- Exercise -
Entries follow. Set all of them down as they stand.

(Stored data)
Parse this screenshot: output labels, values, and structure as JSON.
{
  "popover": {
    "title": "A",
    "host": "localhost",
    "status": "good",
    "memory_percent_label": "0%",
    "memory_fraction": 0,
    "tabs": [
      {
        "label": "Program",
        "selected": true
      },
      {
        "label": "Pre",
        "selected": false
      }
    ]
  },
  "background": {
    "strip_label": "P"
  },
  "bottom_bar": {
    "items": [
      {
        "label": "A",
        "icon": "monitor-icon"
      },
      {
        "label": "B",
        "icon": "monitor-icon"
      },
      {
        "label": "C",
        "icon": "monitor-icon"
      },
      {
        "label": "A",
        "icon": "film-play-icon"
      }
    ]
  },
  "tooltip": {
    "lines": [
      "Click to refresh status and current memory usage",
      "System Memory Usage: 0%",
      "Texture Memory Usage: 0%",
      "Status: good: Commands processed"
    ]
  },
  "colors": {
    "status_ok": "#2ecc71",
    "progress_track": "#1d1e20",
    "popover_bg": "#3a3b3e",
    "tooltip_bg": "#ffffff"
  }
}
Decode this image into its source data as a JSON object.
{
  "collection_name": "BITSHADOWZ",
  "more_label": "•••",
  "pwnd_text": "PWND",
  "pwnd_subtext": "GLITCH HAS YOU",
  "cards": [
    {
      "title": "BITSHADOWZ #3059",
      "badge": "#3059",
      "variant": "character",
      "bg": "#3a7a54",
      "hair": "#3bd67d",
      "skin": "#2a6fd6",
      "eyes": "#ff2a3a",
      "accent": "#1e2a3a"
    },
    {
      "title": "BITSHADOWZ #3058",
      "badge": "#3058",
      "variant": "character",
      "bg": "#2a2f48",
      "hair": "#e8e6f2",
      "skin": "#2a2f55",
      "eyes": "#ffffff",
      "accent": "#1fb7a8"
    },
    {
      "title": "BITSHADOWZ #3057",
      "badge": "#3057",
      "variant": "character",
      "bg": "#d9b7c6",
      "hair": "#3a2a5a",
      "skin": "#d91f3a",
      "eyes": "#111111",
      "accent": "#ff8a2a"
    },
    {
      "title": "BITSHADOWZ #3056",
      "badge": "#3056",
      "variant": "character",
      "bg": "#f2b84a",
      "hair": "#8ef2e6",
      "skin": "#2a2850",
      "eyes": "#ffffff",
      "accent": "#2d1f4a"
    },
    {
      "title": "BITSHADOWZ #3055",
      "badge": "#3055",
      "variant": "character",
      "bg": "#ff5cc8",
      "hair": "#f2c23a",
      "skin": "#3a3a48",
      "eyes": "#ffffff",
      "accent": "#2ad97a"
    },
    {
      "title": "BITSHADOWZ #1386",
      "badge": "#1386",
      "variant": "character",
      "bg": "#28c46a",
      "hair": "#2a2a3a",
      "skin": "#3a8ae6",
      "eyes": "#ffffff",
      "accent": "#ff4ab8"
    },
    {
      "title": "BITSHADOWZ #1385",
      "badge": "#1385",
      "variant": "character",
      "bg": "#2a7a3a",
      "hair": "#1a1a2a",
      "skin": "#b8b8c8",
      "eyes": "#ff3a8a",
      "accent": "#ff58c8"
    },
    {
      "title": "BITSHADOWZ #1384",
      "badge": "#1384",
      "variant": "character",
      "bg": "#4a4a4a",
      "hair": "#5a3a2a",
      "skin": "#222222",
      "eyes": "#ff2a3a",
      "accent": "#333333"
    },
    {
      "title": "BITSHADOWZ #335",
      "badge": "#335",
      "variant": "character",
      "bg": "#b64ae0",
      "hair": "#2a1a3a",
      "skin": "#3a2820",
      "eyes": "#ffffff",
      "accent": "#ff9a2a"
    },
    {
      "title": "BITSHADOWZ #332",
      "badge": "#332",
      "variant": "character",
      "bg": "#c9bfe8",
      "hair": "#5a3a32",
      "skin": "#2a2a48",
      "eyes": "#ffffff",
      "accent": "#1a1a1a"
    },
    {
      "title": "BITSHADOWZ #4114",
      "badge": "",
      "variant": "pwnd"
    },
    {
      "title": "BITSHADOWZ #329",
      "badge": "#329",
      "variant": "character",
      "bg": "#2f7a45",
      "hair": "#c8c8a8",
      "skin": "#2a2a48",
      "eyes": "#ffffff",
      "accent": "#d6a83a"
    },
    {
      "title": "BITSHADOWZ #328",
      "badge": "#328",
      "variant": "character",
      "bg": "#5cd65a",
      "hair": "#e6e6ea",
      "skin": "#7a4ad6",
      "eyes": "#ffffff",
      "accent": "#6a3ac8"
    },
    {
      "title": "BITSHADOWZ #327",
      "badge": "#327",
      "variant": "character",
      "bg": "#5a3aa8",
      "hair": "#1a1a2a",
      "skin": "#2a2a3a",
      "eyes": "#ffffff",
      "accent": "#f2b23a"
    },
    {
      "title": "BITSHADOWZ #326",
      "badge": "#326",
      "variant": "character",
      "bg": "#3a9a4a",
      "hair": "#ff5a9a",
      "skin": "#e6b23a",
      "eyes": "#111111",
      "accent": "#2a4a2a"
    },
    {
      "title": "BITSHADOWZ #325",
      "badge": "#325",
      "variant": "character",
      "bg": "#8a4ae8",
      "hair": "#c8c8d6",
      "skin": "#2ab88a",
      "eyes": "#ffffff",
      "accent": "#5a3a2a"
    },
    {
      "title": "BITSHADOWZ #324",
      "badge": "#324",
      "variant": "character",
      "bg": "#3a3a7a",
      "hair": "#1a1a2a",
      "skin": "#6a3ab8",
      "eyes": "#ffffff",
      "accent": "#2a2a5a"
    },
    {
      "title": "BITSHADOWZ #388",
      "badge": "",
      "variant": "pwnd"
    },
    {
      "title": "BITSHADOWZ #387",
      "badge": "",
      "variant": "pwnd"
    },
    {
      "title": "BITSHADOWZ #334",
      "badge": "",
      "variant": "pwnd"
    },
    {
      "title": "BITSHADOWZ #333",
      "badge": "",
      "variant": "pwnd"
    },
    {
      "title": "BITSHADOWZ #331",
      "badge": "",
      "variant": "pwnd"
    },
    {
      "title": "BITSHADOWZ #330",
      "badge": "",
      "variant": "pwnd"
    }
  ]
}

- Written reply -
Parse this screenshot: output labels, values, and structure as JSON.
{
  "popover": {
    "title": "A",
    "host": "localhost",
    "status": "good",
    "memory_percent_label": "0%",
    "memory_fraction": 0,
    "tabs": [
      {
        "label": "Program",
        "selected": true
      },
      {
        "label": "Pre",
        "selected": false
      }
    ]
  },
  "background": {
    "strip_label": "P"
  },
  "bottom_bar": {
    "items": [
      {
        "label": "A",
        "icon": "monitor-icon"
      },
      {
        "label": "B",
        "icon": "monitor-icon"
      },
      {
        "label": "C",
        "icon": "monitor-icon"
      },
      {
        "label": "A",
        "icon": "film-play-icon"
      }
    ]
  },
  "tooltip": {
    "lines": [
      "Click to refresh status and current memory usage",
      "System Memory Usage: 0%",
      "Texture Memory Usage: 0%",
      "Status: good: Commands processed"
    ]
  },
  "colors": {
    "status_ok": "#2ecc71",
    "progress_track": "#1d1e20",
    "popover_bg": "#3a3b3e",
    "tooltip_bg": "#ffffff"
  }
}
Decode this image into its source data as a JSON object.
{
  "collection_name": "BITSHADOWZ",
  "more_label": "•••",
  "pwnd_text": "PWND",
  "pwnd_subtext": "GLITCH HAS YOU",
  "cards": [
    {
      "title": "BITSHADOWZ #3059",
      "badge": "#3059",
      "variant": "character",
      "bg": "#3a7a54",
      "hair": "#3bd67d",
      "skin": "#2a6fd6",
      "eyes": "#ff2a3a",
      "accent": "#1e2a3a"
    },
    {
      "title": "BITSHADOWZ #3058",
      "badge": "#3058",
      "variant": "character",
      "bg": "#2a2f48",
      "hair": "#e8e6f2",
      "skin": "#2a2f55",
      "eyes": "#ffffff",
      "accent": "#1fb7a8"
    },
    {
      "title": "BITSHADOWZ #3057",
      "badge": "#3057",
      "variant": "character",
      "bg": "#d9b7c6",
      "hair": "#3a2a5a",
      "skin": "#d91f3a",
      "eyes": "#111111",
      "accent": "#ff8a2a"
    },
    {
      "title": "BITSHADOWZ #3056",
      "badge": "#3056",
      "variant": "character",
      "bg": "#f2b84a",
      "hair": "#8ef2e6",
      "skin": "#2a2850",
      "eyes": "#ffffff",
      "accent": "#2d1f4a"
    },
    {
      "title": "BITSHADOWZ #3055",
      "badge": "#3055",
      "variant": "character",
      "bg": "#ff5cc8",
      "hair": "#f2c23a",
      "skin": "#3a3a48",
      "eyes": "#ffffff",
      "accent": "#2ad97a"
    },
    {
      "title": "BITSHADOWZ #1386",
      "badge": "#1386",
      "variant": "character",
      "bg": "#28c46a",
      "hair": "#2a2a3a",
      "skin": "#3a8ae6",
      "eyes": "#ffffff",
      "accent": "#ff4ab8"
    },
    {
      "title": "BITSHADOWZ #1385",
      "badge": "#1385",
      "variant": "character",
      "bg": "#2a7a3a",
      "hair": "#1a1a2a",
      "skin": "#b8b8c8",
      "eyes": "#ff3a8a",
      "accent": "#ff58c8"
    },
    {
      "title": "BITSHADOWZ #1384",
      "badge": "#1384",
      "variant": "character",
      "bg": "#4a4a4a",
      "hair": "#5a3a2a",
      "skin": "#222222",
      "eyes": "#ff2a3a",
      "accent": "#333333"
    },
    {
      "title": "BITSHADOWZ #335",
      "badge": "#335",
      "variant": "character",
      "bg": "#b64ae0",
      "hair": "#2a1a3a",
      "skin": "#3a2820",
      "eyes": "#ffffff",
      "accent": "#ff9a2a"
    },
    {
      "title": "BITSHADOWZ #332",
      "badge": "#332",
      "variant": "character",
      "bg": "#c9bfe8",
      "hair": "#5a3a32",
      "skin": "#2a2a48",
      "eyes": "#ffffff",
      "accent": "#1a1a1a"
    },
    {
      "title": "BITSHADOWZ #4114",
      "badge": "",
      "variant": "pwnd"
    },
    {
      "title": "BITSHADOWZ #329",
      "badge": "#329",
      "variant": "character",
      "bg": "#2f7a45",
      "hair": "#c8c8a8",
      "skin": "#2a2a48",
      "eyes": "#ffffff",
      "accent": "#d6a83a"
    },
    {
      "title": "BITSHADOWZ #328",
      "badge": "#328",
      "variant": "character",
      "bg": "#5cd65a",
      "hair": "#e6e6ea",
      "skin": "#7a4ad6",
      "eyes": "#ffffff",
      "accent": "#6a3ac8"
    },
    {
      "title": "BITSHADOWZ #327",
      "badge": "#327",
      "variant": "character",
      "bg": "#5a3aa8",
      "hair": "#1a1a2a",
      "skin": "#2a2a3a",
      "eyes": "#ffffff",
      "accent": "#f2b23a"
    },
    {
      "title": "BITSHADOWZ #326",
      "badge": "#326",
      "variant": "character",
      "bg": "#3a9a4a",
      "hair": "#ff5a9a",
      "skin": "#e6b23a",
      "eyes": "#111111",
      "accent": "#2a4a2a"
    },
    {
      "title": "BITSHADOWZ #325",
      "badge": "#325",
      "variant": "character",
      "bg": "#8a4ae8",
      "hair": "#c8c8d6",
      "skin": "#2ab88a",
      "eyes": "#ffffff",
      "accent": "#5a3a2a"
    },
    {
      "title": "BITSHADOWZ #324",
      "badge": "#324",
      "variant": "character",
      "bg": "#3a3a7a",
      "hair": "#1a1a2a",
      "skin": "#6a3ab8",
      "eyes": "#ffffff",
      "accent": "#2a2a5a"
    },
    {
      "title": "BITSHADOWZ #388",
      "badge": "",
      "variant": "pwnd"
    },
    {
      "title": "BITSHADOWZ #387",
      "badge": "",
      "variant": "pwnd"
    },
    {
      "title": "BITSHADOWZ #334",
      "badge": "",
      "variant": "pwnd"
    },
    {
      "title": "BITSHADOWZ #333",
      "badge": "",
      "variant": "pwnd"
    },
    {
      "title": "BITSHADOWZ #331",
      "badge": "",
      "variant": "pwnd"
    },
    {
      "title": "BITSHADOWZ #330",
      "badge": "",
      "variant": "pwnd"
    }
  ]
}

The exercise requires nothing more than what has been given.